(Collected data)
· · ·

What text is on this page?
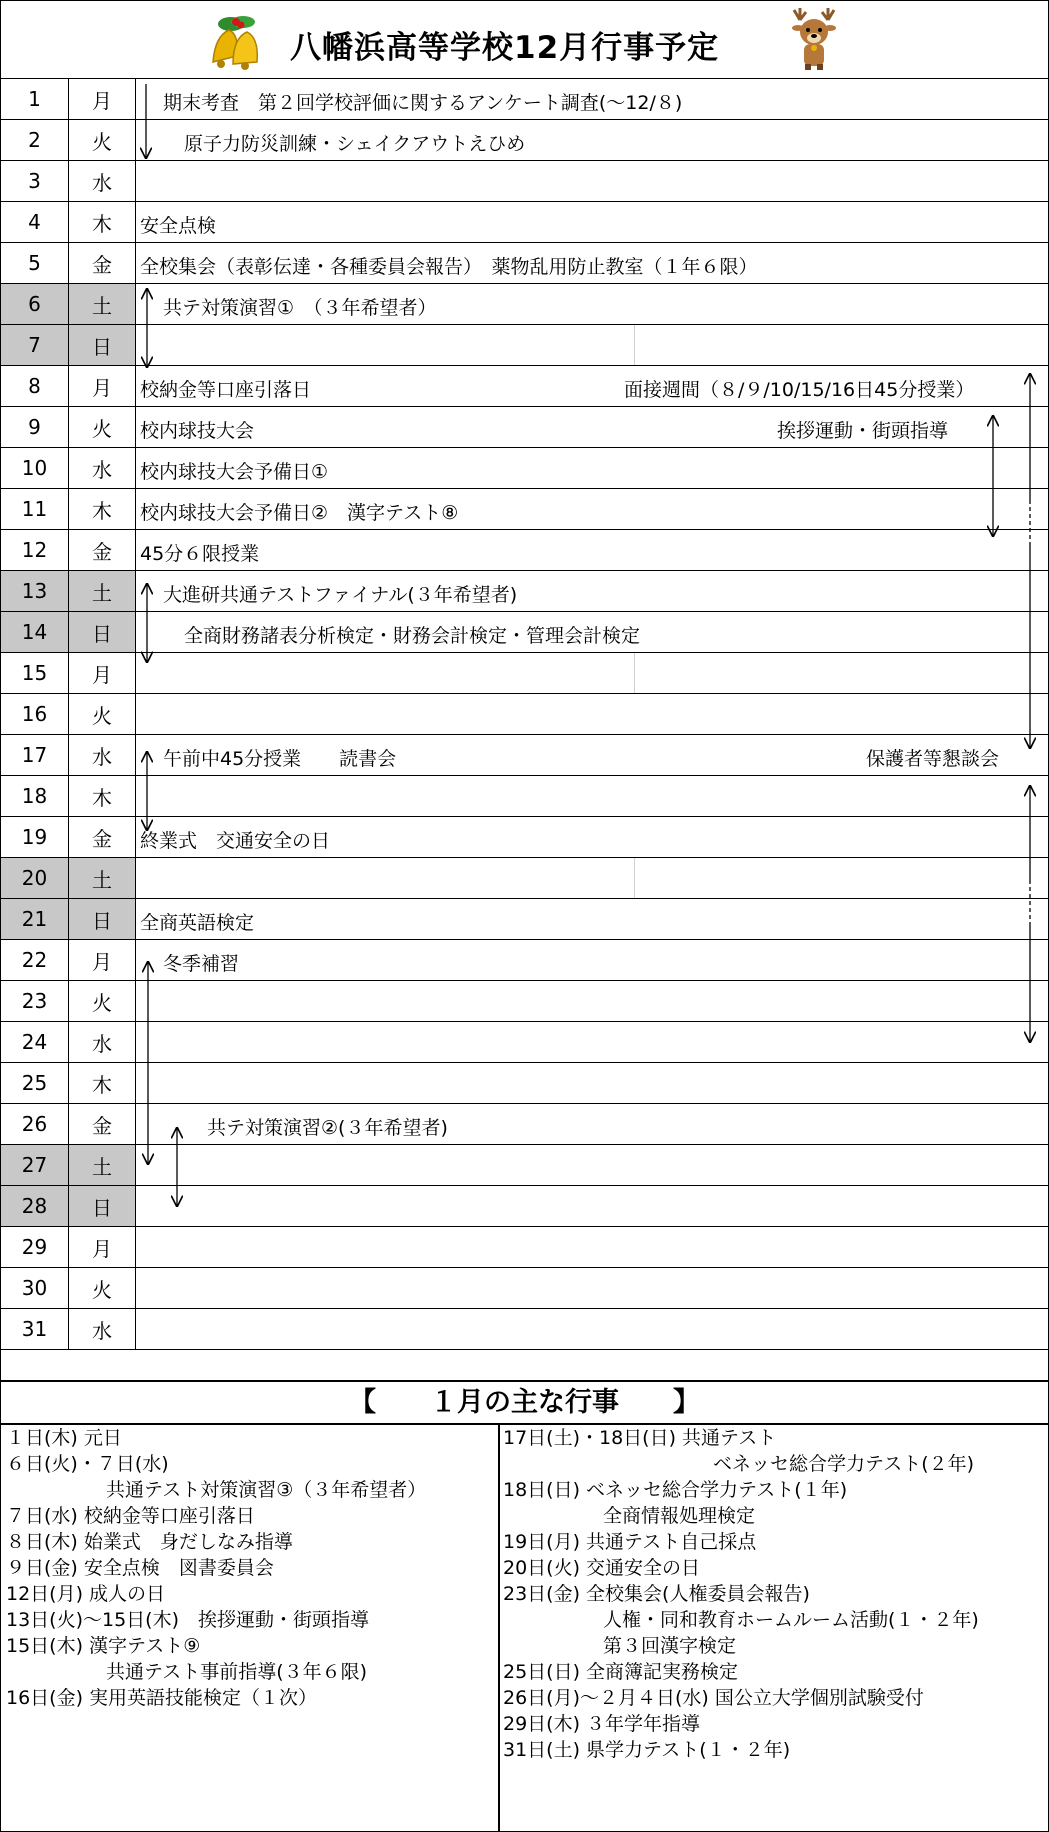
八幡浜高等学校12月行事予定
1	月	期末考査　第２回学校評価に関するアンケート調査(～12/８)

2	火	原子力防災訓練・シェイクアウトえひめ

3	水	
4	木	安全点検

5	金	全校集会（表彰伝達・各種委員会報告）　薬物乱用防止教室（１年６限）

6	土	共テ対策演習①　（３年希望者）

7	日	

8	月	校納金等口座引落日 面接週間（８/９/10/15/16日45分授業）

9	火	校内球技大会 挨拶運動・街頭指導

10	水	校内球技大会予備日①

11	木	校内球技大会予備日②　漢字テスト⑧

12	金	45分６限授業

13	土	大進研共通テストファイナル(３年希望者)

14	日	全商財務諸表分析検定・財務会計検定・管理会計検定

15	月	

16	火	
17	水	午前中45分授業　　読書会 保護者等懇談会

18	木	
19	金	終業式　交通安全の日

20	土	

21	日	全商英語検定

22	月	冬季補習

23	火	
24	水	
25	木	
26	金	共テ対策演習②(３年希望者)

27	土	
28	日	
29	月	
30	火	
31	水	
【　　１月の主な行事　　】
１日(木) 元日
６日(火)・７日(水)
共通テスト対策演習③（３年希望者）
７日(水) 校納金等口座引落日
８日(木) 始業式　身だしなみ指導
９日(金) 安全点検　図書委員会
12日(月) 成人の日
13日(火)～15日(木)　挨拶運動・街頭指導
15日(木) 漢字テスト⑨
共通テスト事前指導(３年６限)
16日(金) 実用英語技能検定（１次）
17日(土)・18日(日) 共通テスト
ベネッセ総合学力テスト(２年)
18日(日) ベネッセ総合学力テスト(１年)
全商情報処理検定
19日(月) 共通テスト自己採点
20日(火) 交通安全の日
23日(金) 全校集会(人権委員会報告)
人権・同和教育ホームルーム活動(１・２年)
第３回漢字検定
25日(日) 全商簿記実務検定
26日(月)～２月４日(水) 国公立大学個別試験受付
29日(木) ３年学年指導
31日(土) 県学力テスト(１・２年)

· · ·

▸ **Written problem**
A faithful copy of the records above is needed, with the pictures left out.

▸ **Answer to the task**
What text is on this page?
八幡浜高等学校12月行事予定
1	月	期末考査　第２回学校評価に関するアンケート調査(～12/８)

2	火	原子力防災訓練・シェイクアウトえひめ

3	水	
4	木	安全点検

5	金	全校集会（表彰伝達・各種委員会報告）　薬物乱用防止教室（１年６限）

6	土	共テ対策演習①　（３年希望者）

7	日	

8	月	校納金等口座引落日 面接週間（８/９/10/15/16日45分授業）

9	火	校内球技大会 挨拶運動・街頭指導

10	水	校内球技大会予備日①

11	木	校内球技大会予備日②　漢字テスト⑧

12	金	45分６限授業

13	土	大進研共通テストファイナル(３年希望者)

14	日	全商財務諸表分析検定・財務会計検定・管理会計検定

15	月	

16	火	
17	水	午前中45分授業　　読書会 保護者等懇談会

18	木	
19	金	終業式　交通安全の日

20	土	

21	日	全商英語検定

22	月	冬季補習

23	火	
24	水	
25	木	
26	金	共テ対策演習②(３年希望者)

27	土	
28	日	
29	月	
30	火	
31	水	
【　　１月の主な行事　　】
１日(木) 元日
６日(火)・７日(水)
共通テスト対策演習③（３年希望者）
７日(水) 校納金等口座引落日
８日(木) 始業式　身だしなみ指導
９日(金) 安全点検　図書委員会
12日(月) 成人の日
13日(火)～15日(木)　挨拶運動・街頭指導
15日(木) 漢字テスト⑨
共通テスト事前指導(３年６限)
16日(金) 実用英語技能検定（１次）
17日(土)・18日(日) 共通テスト
ベネッセ総合学力テスト(２年)
18日(日) ベネッセ総合学力テスト(１年)
全商情報処理検定
19日(月) 共通テスト自己採点
20日(火) 交通安全の日
23日(金) 全校集会(人権委員会報告)
人権・同和教育ホームルーム活動(１・２年)
第３回漢字検定
25日(日) 全商簿記実務検定
26日(月)～２月４日(水) 国公立大学個別試験受付
29日(木) ３年学年指導
31日(土) 県学力テスト(１・２年)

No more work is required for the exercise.